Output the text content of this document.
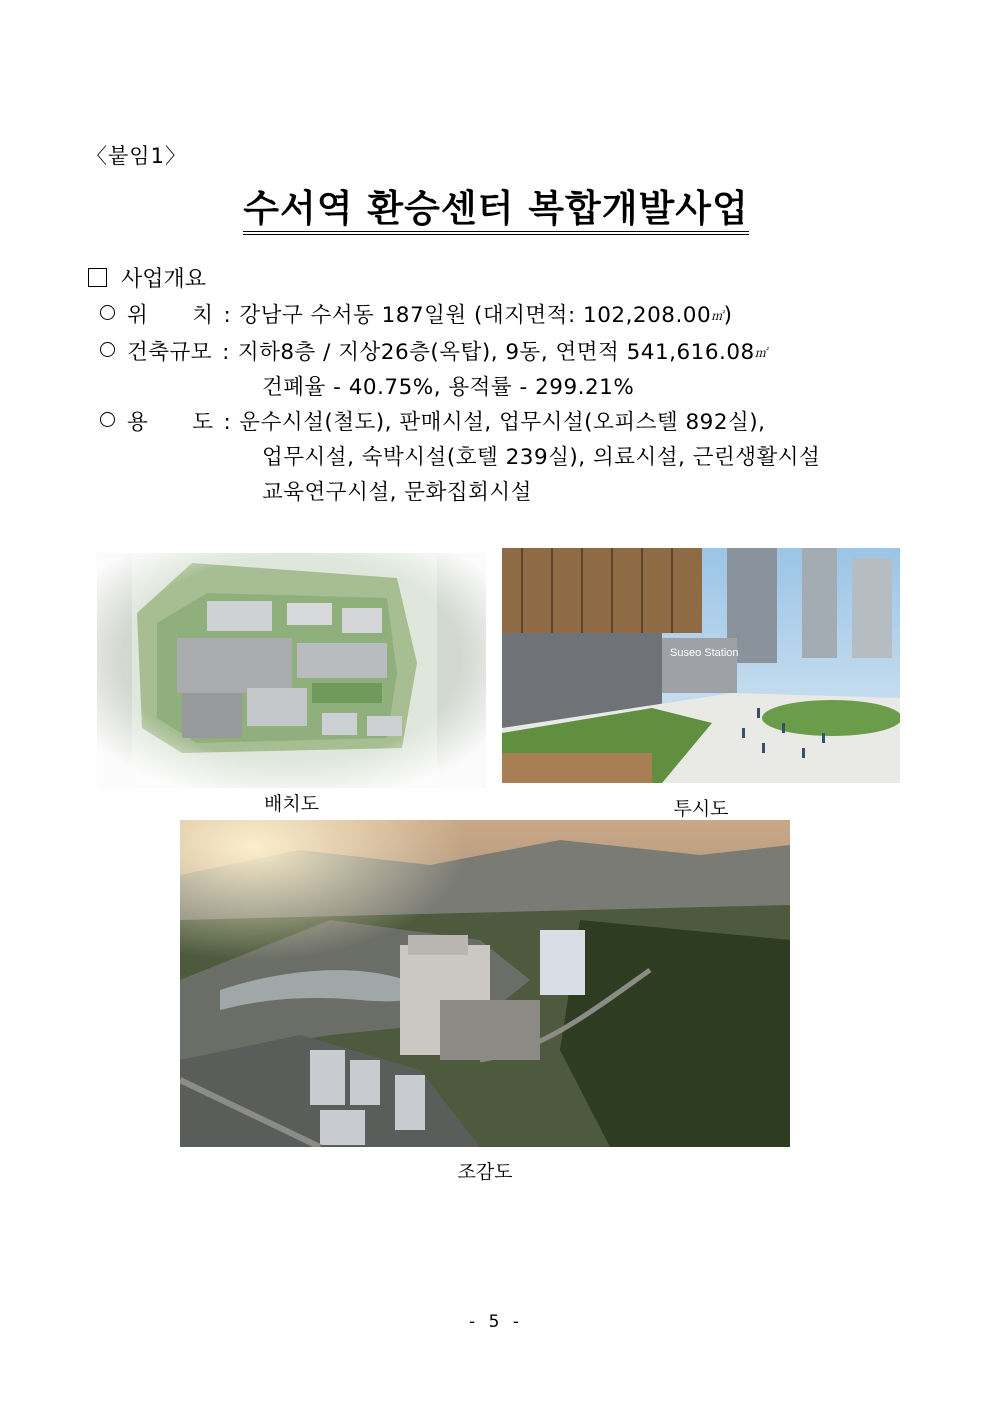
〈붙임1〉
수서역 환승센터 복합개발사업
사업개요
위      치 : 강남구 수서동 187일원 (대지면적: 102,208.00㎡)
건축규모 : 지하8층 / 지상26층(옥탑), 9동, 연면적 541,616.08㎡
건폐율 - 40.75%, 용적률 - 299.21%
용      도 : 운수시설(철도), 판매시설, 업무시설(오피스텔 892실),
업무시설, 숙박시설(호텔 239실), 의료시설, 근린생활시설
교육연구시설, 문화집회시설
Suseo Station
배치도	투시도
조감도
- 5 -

→ **Set problem**: Quote the records in their entirety, keeping the wording exact and excluding pictures.

→ **Answer for the task**:
Output the text content of this document.
〈붙임1〉
수서역 환승센터 복합개발사업
사업개요
위      치 : 강남구 수서동 187일원 (대지면적: 102,208.00㎡)
건축규모 : 지하8층 / 지상26층(옥탑), 9동, 연면적 541,616.08㎡
건폐율 - 40.75%, 용적률 - 299.21%
용      도 : 운수시설(철도), 판매시설, 업무시설(오피스텔 892실),
업무시설, 숙박시설(호텔 239실), 의료시설, 근린생활시설
교육연구시설, 문화집회시설
Suseo Station
배치도	투시도
조감도
- 5 -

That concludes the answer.